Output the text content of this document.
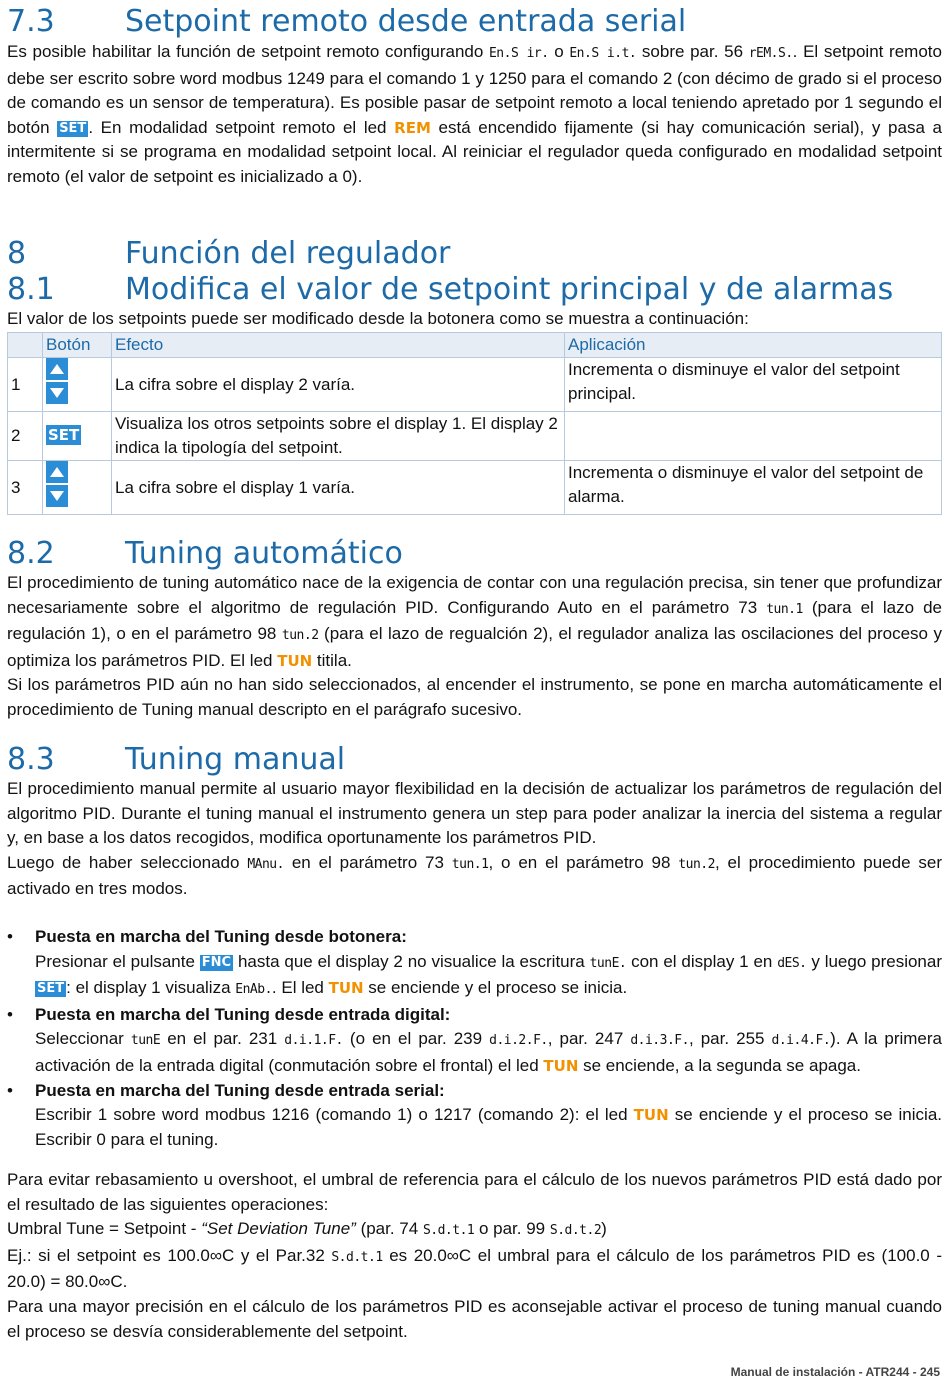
7.3 Setpoint remoto desde entrada serial
Es posible habilitar la función de setpoint remoto configurando En.S ir. o En.S i.t. sobre par. 56 rEM.S.. El setpoint remoto debe ser escrito sobre word modbus 1249 para el comando 1 y 1250 para el comando 2 (con décimo de grado si el proceso de comando es un sensor de temperatura). Es posible pasar de setpoint remoto a local teniendo apretado por 1 segundo el botón SET . En modalidad setpoint remoto el led REM está encendido fijamente (si hay comunicación serial), y pasa a intermitente si se programa en modalidad setpoint local. Al reiniciar el regulador queda configurado en modalidad setpoint remoto (el valor de setpoint es inicializado a 0).
8	Función del regulador
8.1 Modifica el valor de setpoint principal y de alarmas
El valor de los setpoints puede ser modificado desde la botonera como se muestra a continuación:
	Botón	Efecto	Aplicación
1		La cifra sobre el display 2 varía.	Incrementa o disminuye el valor del setpoint principal.
2	SET	Visualiza los otros setpoints sobre el display 1. El display 2 indica la tipología del setpoint.	
3		La cifra sobre el display 1 varía.	Incrementa o disminuye el valor del setpoint de alarma.
8.2 Tuning automático
El procedimiento de tuning automático nace de la exigencia de contar con una regulación precisa, sin tener que profundizar necesariamente sobre el algoritmo de regulación PID. Configurando Auto en el parámetro 73 tun.1 (para el lazo de regulación 1), o en el parámetro 98 tun.2 (para el lazo de regualción 2), el regulador analiza las oscilaciones del proceso y optimiza los parámetros PID. El led TUN titila.
Si los parámetros PID aún no han sido seleccionados, al encender el instrumento, se pone en marcha automáticamente el procedimiento de Tuning manual descripto en el parágrafo sucesivo.
8.3 Tuning manual
El procedimiento manual permite al usuario mayor flexibilidad en la decisión de actualizar los parámetros de regulación del algoritmo PID. Durante el tuning manual el instrumento genera un step para poder analizar la inercia del sistema a regular y, en base a los datos recogidos, modifica oportunamente los parámetros PID.
Luego de haber seleccionado MAnu. en el parámetro 73 tun.1, o en el parámetro 98 tun.2, el procedimiento puede ser activado en tres modos.
•	Puesta en marcha del Tuning desde botonera:
Presionar el pulsante FNC hasta que el display 2 no visualice la escritura tunE. con el display 1 en dES. y luego presionar SET : el display 1 visualiza EnAb.. El led TUN se enciende y el proceso se inicia.
•	Puesta en marcha del Tuning desde entrada digital:
Seleccionar tunE en el par. 231 d.i.1.F. (o en el par. 239 d.i.2.F., par. 247 d.i.3.F., par. 255 d.i.4.F.). A la primera activación de la entrada digital (conmutación sobre el frontal) el led TUN se enciende, a la segunda se apaga.
•	Puesta en marcha del Tuning desde entrada serial:
Escribir 1 sobre word modbus 1216 (comando 1) o 1217 (comando 2): el led TUN se enciende y el proceso se inicia. Escribir 0 para el tuning.
Para evitar rebasamiento u overshoot, el umbral de referencia para el cálculo de los nuevos parámetros PID está dado por el resultado de las siguientes operaciones:
Umbral Tune = Setpoint - “Set Deviation Tune” (par. 74 S.d.t.1 o par. 99 S.d.t.2)
Ej.: si el setpoint es 100.0∞C y el Par.32 S.d.t.1 es 20.0∞C el umbral para el cálculo de los parámetros PID es (100.0 - 20.0) = 80.0∞C.
Para una mayor precisión en el cálculo de los parámetros PID es aconsejable activar el proceso de tuning manual cuando el proceso se desvía considerablemente del setpoint.
Manual de instalación - ATR244 - 245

__THE REQUEST__.
Reproduce each line from the records that contains the word "desde".

__RESULT OF THIS EXERCISE__.
7.3 Setpoint remoto desde entrada serial
El valor de los setpoints puede ser modificado desde la botonera como se muestra a continuación:
•	Puesta en marcha del Tuning desde botonera:
•	Puesta en marcha del Tuning desde entrada digital:
•	Puesta en marcha del Tuning desde entrada serial:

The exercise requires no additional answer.